GIVEN PROBLEM :: Write out all the material exactly. Leave nothing out.
-- STORED DATA start --
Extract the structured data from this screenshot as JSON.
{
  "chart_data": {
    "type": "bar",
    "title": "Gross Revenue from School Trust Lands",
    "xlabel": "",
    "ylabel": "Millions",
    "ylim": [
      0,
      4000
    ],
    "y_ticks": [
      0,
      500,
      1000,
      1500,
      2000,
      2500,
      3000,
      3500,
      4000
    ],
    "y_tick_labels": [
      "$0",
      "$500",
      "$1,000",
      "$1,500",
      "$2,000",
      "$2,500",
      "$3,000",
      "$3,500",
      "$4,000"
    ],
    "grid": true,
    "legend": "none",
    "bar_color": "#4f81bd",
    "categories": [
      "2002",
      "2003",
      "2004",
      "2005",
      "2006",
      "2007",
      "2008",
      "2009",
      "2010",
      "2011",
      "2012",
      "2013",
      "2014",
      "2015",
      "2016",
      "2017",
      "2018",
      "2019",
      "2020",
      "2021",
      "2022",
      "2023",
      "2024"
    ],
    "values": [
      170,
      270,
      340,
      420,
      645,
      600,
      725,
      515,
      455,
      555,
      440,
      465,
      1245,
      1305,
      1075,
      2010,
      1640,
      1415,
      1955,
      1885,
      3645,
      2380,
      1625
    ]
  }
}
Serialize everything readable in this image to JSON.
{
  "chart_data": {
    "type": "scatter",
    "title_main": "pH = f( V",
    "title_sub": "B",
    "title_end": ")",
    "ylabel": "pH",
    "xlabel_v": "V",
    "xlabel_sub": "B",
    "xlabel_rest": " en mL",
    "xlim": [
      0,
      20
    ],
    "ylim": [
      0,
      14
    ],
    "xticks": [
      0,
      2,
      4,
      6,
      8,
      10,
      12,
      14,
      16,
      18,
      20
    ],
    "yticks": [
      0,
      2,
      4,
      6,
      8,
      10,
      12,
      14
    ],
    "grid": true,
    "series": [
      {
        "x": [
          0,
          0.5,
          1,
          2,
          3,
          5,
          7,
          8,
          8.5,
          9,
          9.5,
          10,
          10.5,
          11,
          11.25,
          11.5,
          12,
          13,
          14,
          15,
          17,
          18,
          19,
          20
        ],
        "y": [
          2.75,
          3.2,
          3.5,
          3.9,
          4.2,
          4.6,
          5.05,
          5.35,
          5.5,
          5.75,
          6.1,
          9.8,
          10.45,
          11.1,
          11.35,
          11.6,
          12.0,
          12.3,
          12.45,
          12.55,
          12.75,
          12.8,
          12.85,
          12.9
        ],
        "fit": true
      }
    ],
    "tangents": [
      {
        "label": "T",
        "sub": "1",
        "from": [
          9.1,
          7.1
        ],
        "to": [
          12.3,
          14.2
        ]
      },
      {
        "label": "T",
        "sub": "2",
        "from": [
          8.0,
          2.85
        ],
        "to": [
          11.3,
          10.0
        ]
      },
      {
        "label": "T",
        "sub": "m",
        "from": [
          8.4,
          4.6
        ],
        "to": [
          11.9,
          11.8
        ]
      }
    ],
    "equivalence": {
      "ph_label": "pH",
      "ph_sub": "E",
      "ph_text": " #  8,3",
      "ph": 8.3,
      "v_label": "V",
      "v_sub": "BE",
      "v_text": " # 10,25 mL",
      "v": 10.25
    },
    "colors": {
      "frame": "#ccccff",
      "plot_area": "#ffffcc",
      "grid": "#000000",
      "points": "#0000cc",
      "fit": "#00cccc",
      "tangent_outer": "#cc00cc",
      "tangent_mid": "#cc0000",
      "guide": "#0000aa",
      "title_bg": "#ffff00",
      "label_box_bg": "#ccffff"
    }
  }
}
-- STORED DATA end --
EXERCISE SOLUTION ::
Extract the structured data from this screenshot as JSON.
{
  "chart_data": {
    "type": "bar",
    "title": "Gross Revenue from School Trust Lands",
    "xlabel": "",
    "ylabel": "Millions",
    "ylim": [
      0,
      4000
    ],
    "y_ticks": [
      0,
      500,
      1000,
      1500,
      2000,
      2500,
      3000,
      3500,
      4000
    ],
    "y_tick_labels": [
      "$0",
      "$500",
      "$1,000",
      "$1,500",
      "$2,000",
      "$2,500",
      "$3,000",
      "$3,500",
      "$4,000"
    ],
    "grid": true,
    "legend": "none",
    "bar_color": "#4f81bd",
    "categories": [
      "2002",
      "2003",
      "2004",
      "2005",
      "2006",
      "2007",
      "2008",
      "2009",
      "2010",
      "2011",
      "2012",
      "2013",
      "2014",
      "2015",
      "2016",
      "2017",
      "2018",
      "2019",
      "2020",
      "2021",
      "2022",
      "2023",
      "2024"
    ],
    "values": [
      170,
      270,
      340,
      420,
      645,
      600,
      725,
      515,
      455,
      555,
      440,
      465,
      1245,
      1305,
      1075,
      2010,
      1640,
      1415,
      1955,
      1885,
      3645,
      2380,
      1625
    ]
  }
}
Serialize everything readable in this image to JSON.
{
  "chart_data": {
    "type": "scatter",
    "title_main": "pH = f( V",
    "title_sub": "B",
    "title_end": ")",
    "ylabel": "pH",
    "xlabel_v": "V",
    "xlabel_sub": "B",
    "xlabel_rest": " en mL",
    "xlim": [
      0,
      20
    ],
    "ylim": [
      0,
      14
    ],
    "xticks": [
      0,
      2,
      4,
      6,
      8,
      10,
      12,
      14,
      16,
      18,
      20
    ],
    "yticks": [
      0,
      2,
      4,
      6,
      8,
      10,
      12,
      14
    ],
    "grid": true,
    "series": [
      {
        "x": [
          0,
          0.5,
          1,
          2,
          3,
          5,
          7,
          8,
          8.5,
          9,
          9.5,
          10,
          10.5,
          11,
          11.25,
          11.5,
          12,
          13,
          14,
          15,
          17,
          18,
          19,
          20
        ],
        "y": [
          2.75,
          3.2,
          3.5,
          3.9,
          4.2,
          4.6,
          5.05,
          5.35,
          5.5,
          5.75,
          6.1,
          9.8,
          10.45,
          11.1,
          11.35,
          11.6,
          12.0,
          12.3,
          12.45,
          12.55,
          12.75,
          12.8,
          12.85,
          12.9
        ],
        "fit": true
      }
    ],
    "tangents": [
      {
        "label": "T",
        "sub": "1",
        "from": [
          9.1,
          7.1
        ],
        "to": [
          12.3,
          14.2
        ]
      },
      {
        "label": "T",
        "sub": "2",
        "from": [
          8.0,
          2.85
        ],
        "to": [
          11.3,
          10.0
        ]
      },
      {
        "label": "T",
        "sub": "m",
        "from": [
          8.4,
          4.6
        ],
        "to": [
          11.9,
          11.8
        ]
      }
    ],
    "equivalence": {
      "ph_label": "pH",
      "ph_sub": "E",
      "ph_text": " #  8,3",
      "ph": 8.3,
      "v_label": "V",
      "v_sub": "BE",
      "v_text": " # 10,25 mL",
      "v": 10.25
    },
    "colors": {
      "frame": "#ccccff",
      "plot_area": "#ffffcc",
      "grid": "#000000",
      "points": "#0000cc",
      "fit": "#00cccc",
      "tangent_outer": "#cc00cc",
      "tangent_mid": "#cc0000",
      "guide": "#0000aa",
      "title_bg": "#ffff00",
      "label_box_bg": "#ccffff"
    }
  }
}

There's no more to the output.